- _EXERCISE GOAL_
Draw out every line with the word "Perspectives" from the listing below.

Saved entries
______

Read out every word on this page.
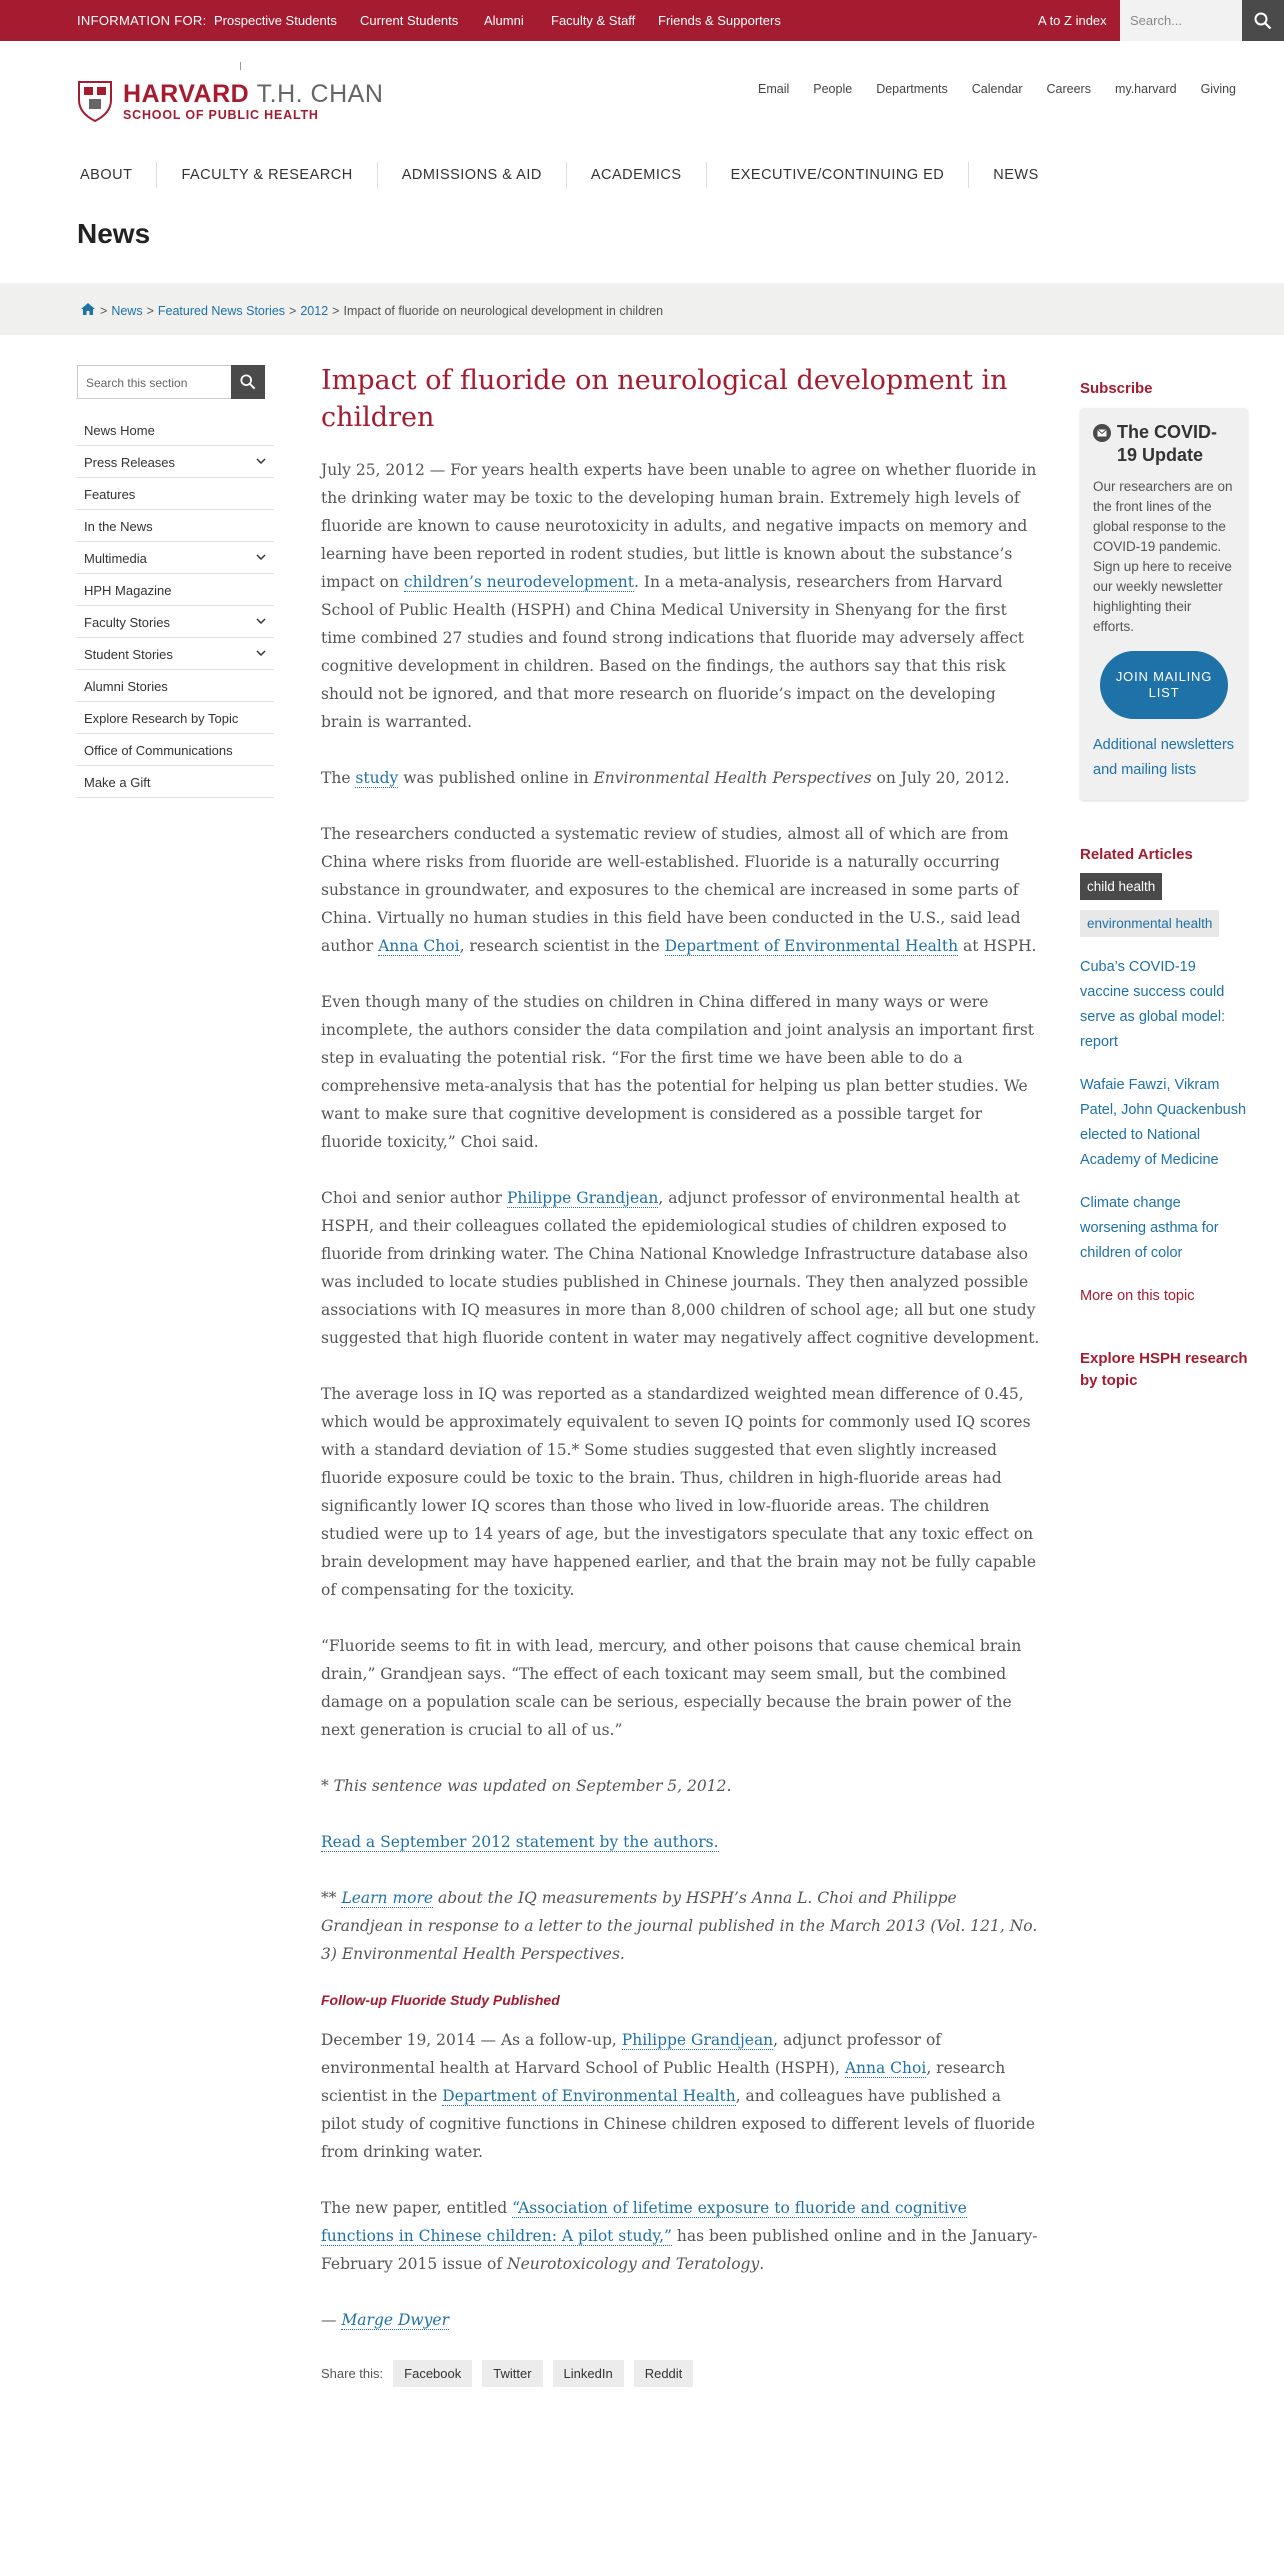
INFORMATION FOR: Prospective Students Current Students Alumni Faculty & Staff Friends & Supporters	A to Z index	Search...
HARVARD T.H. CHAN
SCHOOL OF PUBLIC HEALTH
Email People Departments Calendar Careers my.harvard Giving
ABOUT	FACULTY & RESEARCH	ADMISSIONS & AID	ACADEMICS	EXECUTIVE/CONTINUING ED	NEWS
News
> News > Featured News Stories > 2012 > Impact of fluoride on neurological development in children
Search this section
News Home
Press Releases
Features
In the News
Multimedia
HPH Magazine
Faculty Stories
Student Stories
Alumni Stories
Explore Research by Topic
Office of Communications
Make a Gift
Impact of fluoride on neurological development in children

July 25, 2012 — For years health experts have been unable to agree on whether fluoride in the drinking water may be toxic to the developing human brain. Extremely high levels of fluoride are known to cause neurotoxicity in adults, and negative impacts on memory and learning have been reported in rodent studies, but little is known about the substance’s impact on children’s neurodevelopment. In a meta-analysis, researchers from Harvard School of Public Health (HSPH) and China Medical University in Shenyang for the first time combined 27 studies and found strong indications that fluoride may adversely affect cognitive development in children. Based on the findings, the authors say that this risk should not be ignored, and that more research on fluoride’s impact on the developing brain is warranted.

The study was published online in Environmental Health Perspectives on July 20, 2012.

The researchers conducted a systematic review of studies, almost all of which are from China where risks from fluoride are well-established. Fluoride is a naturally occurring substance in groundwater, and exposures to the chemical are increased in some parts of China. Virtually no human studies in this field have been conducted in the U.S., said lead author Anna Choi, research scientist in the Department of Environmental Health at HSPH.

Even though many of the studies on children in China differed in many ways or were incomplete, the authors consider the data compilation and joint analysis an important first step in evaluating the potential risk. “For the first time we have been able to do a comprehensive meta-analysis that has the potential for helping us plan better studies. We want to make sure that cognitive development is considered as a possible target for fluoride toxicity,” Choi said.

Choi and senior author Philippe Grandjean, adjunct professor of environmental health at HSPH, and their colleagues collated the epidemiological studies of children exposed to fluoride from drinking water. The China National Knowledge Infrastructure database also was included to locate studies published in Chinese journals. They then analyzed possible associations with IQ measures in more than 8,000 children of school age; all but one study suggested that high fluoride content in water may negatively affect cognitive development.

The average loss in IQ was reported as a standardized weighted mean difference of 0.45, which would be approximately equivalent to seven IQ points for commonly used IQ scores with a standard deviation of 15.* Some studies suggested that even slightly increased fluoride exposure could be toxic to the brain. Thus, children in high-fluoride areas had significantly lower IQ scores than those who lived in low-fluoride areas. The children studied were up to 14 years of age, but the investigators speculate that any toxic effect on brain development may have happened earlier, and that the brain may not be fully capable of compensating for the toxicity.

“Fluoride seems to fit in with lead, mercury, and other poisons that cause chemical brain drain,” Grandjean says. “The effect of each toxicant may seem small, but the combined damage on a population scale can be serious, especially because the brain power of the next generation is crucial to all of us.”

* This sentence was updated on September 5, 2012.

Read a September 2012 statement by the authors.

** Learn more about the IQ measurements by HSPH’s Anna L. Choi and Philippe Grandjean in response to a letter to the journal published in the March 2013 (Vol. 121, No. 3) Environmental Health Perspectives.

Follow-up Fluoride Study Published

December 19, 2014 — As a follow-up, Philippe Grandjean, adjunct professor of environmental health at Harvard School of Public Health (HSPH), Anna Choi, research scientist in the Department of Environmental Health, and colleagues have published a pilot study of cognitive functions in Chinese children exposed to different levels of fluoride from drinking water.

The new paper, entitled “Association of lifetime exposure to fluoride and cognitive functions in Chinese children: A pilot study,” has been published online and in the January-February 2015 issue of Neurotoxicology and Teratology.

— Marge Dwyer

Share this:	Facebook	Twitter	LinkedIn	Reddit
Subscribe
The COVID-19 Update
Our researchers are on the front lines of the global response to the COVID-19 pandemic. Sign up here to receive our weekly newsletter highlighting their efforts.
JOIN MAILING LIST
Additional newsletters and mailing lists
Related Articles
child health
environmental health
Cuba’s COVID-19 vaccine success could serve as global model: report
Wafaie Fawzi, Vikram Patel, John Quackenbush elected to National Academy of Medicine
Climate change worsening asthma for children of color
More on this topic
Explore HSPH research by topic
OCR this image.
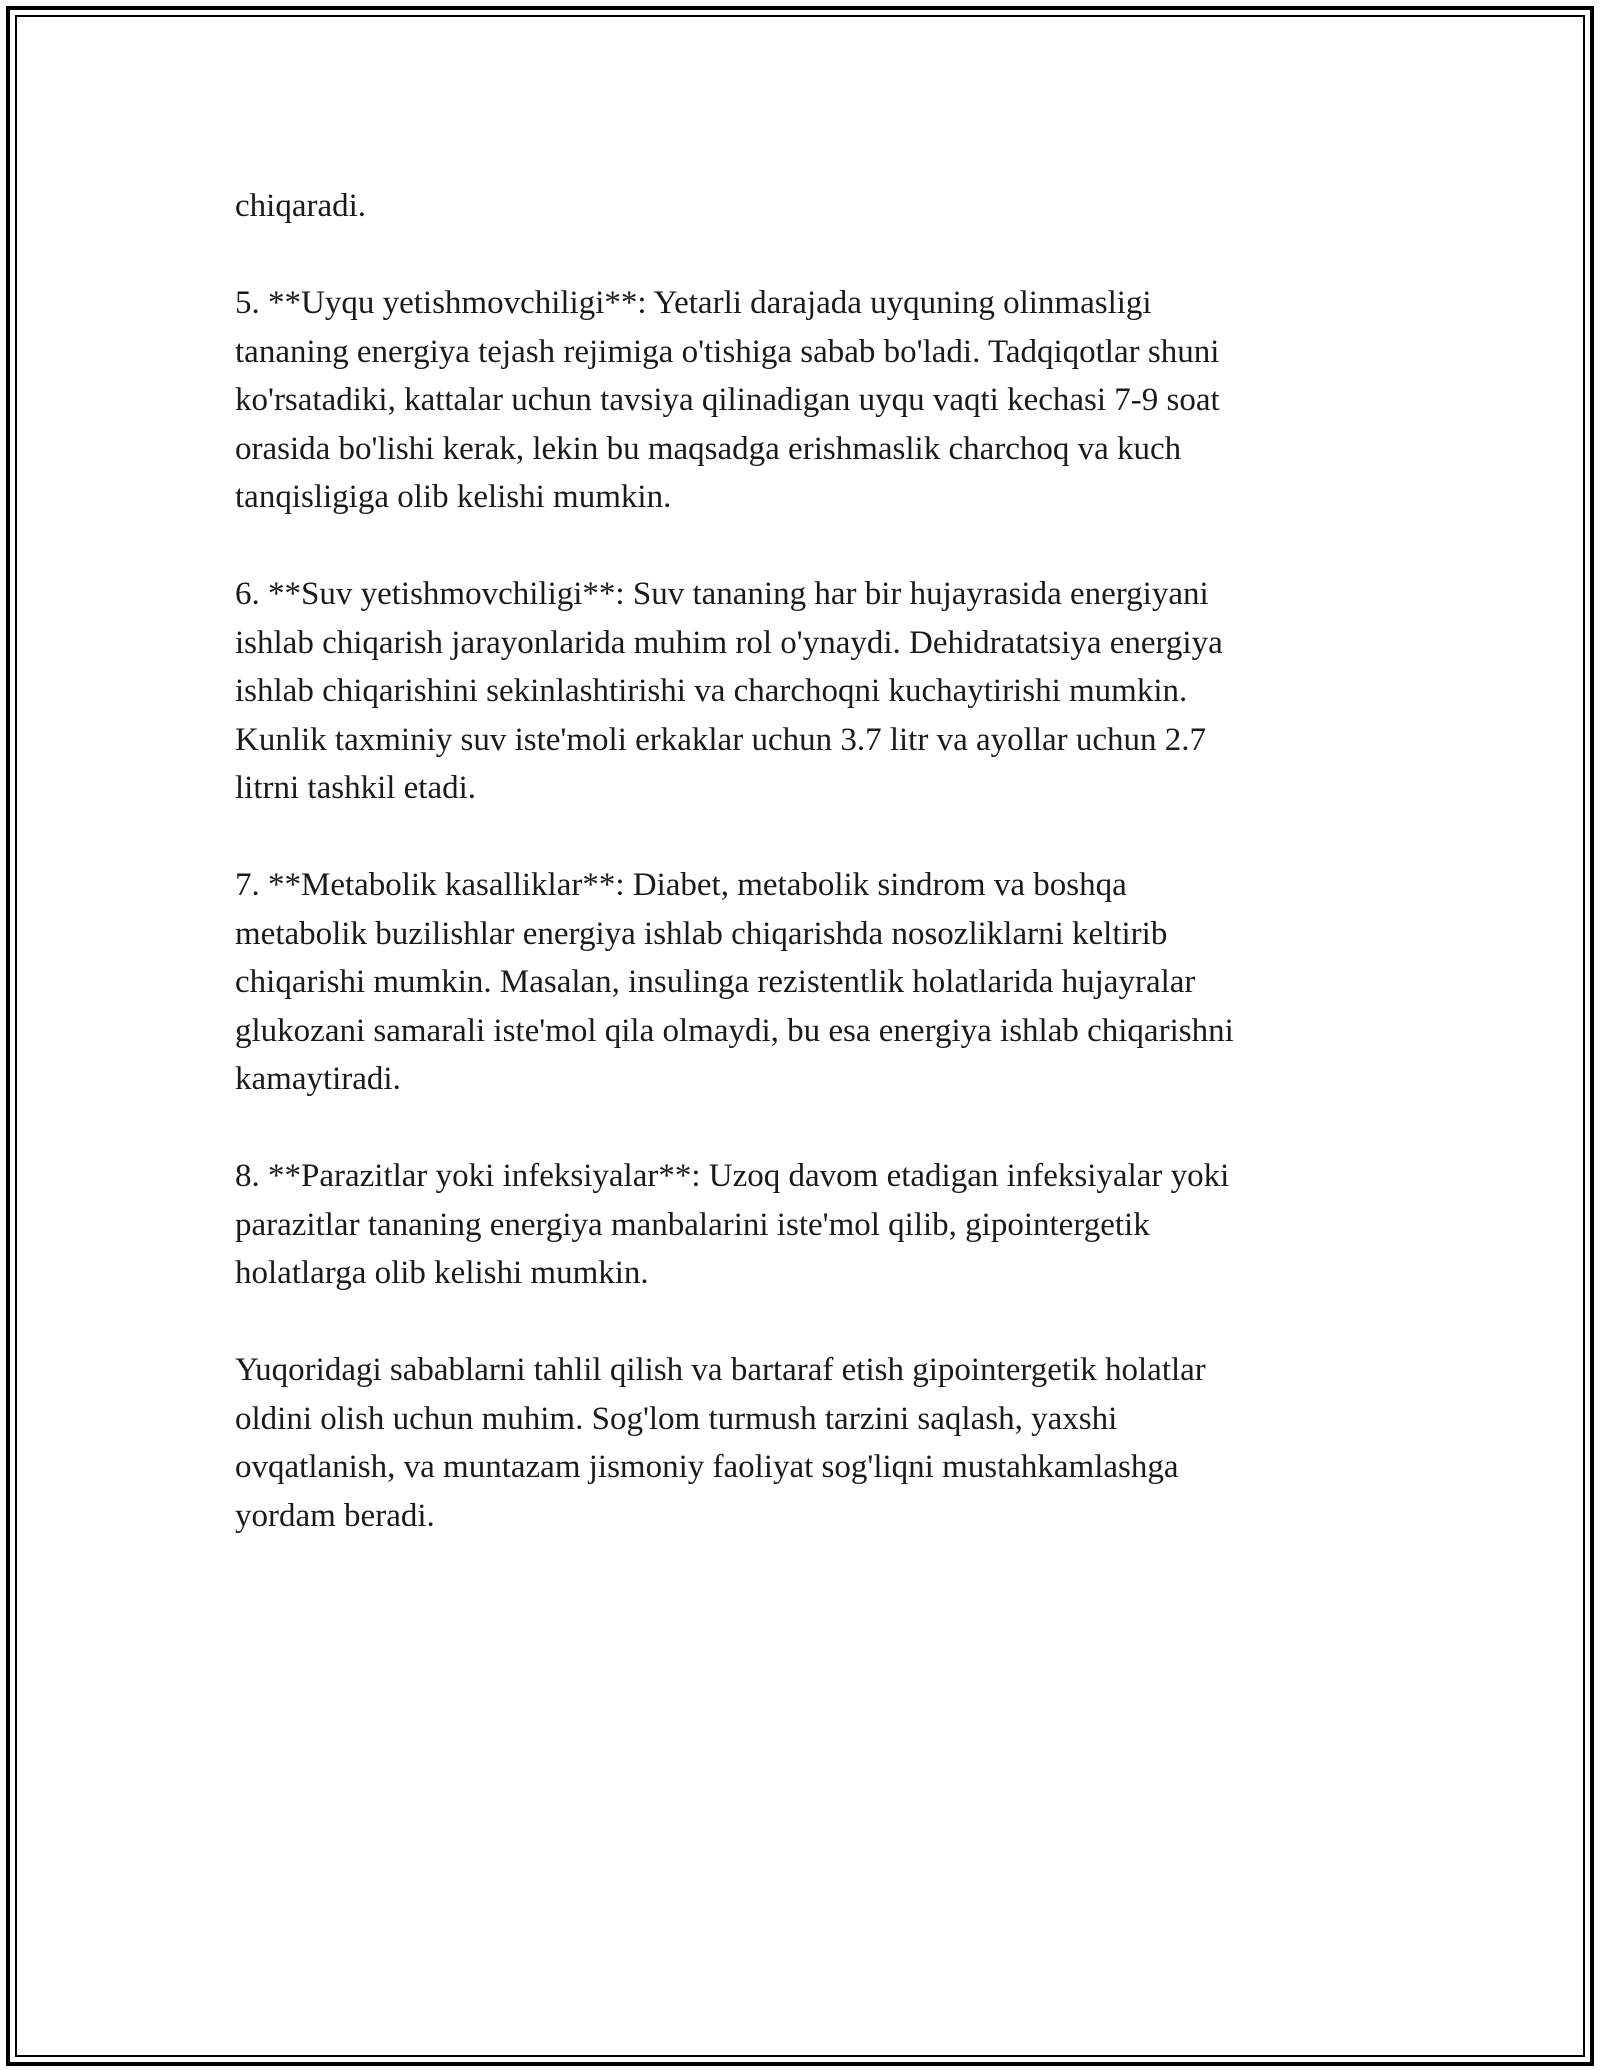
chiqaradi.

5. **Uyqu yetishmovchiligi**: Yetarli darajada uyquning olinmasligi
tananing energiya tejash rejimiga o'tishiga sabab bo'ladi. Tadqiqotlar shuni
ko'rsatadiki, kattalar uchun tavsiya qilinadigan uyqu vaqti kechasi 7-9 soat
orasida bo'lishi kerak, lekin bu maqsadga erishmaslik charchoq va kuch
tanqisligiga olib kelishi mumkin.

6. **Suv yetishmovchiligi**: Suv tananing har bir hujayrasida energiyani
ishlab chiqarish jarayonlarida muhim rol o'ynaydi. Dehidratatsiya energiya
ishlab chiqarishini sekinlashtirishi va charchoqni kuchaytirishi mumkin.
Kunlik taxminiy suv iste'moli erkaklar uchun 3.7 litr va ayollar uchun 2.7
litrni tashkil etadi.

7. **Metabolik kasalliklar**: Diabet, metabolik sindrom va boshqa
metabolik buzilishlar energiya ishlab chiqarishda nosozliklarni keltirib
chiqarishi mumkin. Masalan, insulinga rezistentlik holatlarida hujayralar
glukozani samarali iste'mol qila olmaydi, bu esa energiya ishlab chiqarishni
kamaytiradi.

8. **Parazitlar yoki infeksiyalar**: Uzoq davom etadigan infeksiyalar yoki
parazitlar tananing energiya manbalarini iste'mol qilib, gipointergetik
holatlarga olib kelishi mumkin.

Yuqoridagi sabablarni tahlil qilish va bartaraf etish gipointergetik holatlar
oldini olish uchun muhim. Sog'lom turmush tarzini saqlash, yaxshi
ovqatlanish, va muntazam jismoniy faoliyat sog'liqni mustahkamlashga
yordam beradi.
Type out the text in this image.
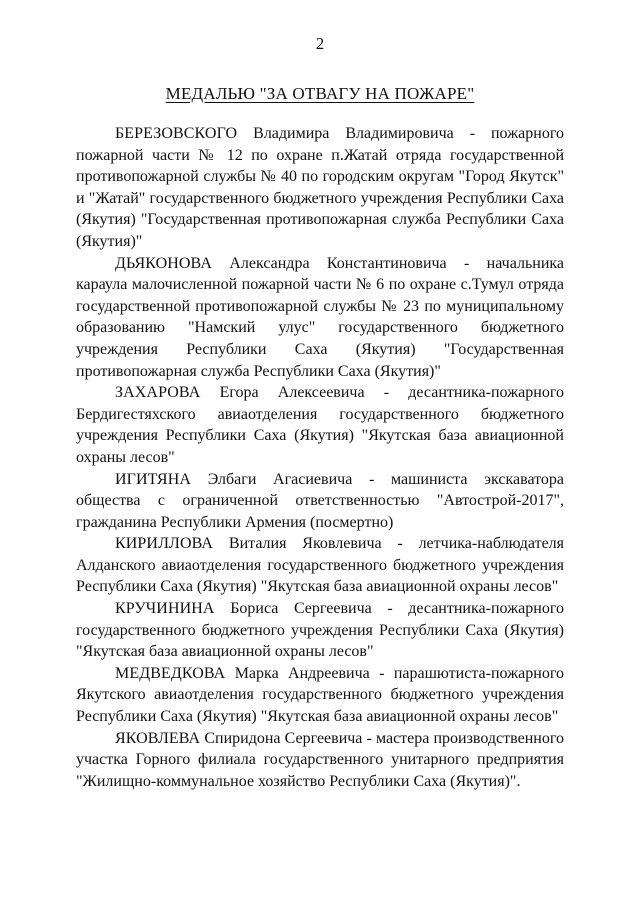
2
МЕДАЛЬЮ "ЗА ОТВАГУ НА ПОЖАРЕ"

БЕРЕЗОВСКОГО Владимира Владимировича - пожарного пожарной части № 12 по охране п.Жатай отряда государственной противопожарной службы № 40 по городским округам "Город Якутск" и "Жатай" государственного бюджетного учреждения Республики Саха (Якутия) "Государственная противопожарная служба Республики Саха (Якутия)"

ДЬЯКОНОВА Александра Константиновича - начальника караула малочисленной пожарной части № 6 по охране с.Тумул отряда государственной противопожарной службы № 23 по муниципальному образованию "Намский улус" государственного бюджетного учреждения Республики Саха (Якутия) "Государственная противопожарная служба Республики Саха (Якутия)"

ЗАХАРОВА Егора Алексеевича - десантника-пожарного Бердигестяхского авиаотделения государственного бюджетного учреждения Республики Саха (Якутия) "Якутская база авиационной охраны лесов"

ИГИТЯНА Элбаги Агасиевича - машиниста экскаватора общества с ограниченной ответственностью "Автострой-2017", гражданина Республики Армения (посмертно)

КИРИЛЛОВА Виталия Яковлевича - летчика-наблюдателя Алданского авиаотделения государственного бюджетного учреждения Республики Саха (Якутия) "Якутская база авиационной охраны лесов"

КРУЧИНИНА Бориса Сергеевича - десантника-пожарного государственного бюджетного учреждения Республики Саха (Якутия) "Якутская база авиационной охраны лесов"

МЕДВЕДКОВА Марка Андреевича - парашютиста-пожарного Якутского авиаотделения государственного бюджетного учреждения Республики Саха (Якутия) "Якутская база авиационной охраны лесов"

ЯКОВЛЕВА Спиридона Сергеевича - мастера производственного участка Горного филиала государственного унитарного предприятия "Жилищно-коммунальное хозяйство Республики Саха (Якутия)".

______

- _SOLUTION TO THE PROBLEM_
The study was published online in Environmental Health Perspectives on July 20, 2012.
** Learn more about the IQ measurements by HSPH’s Anna L. Choi and Philippe Grandjean in response to a letter to the journal published in the March 2013 (Vol. 121, No. 3) Environmental Health Perspectives.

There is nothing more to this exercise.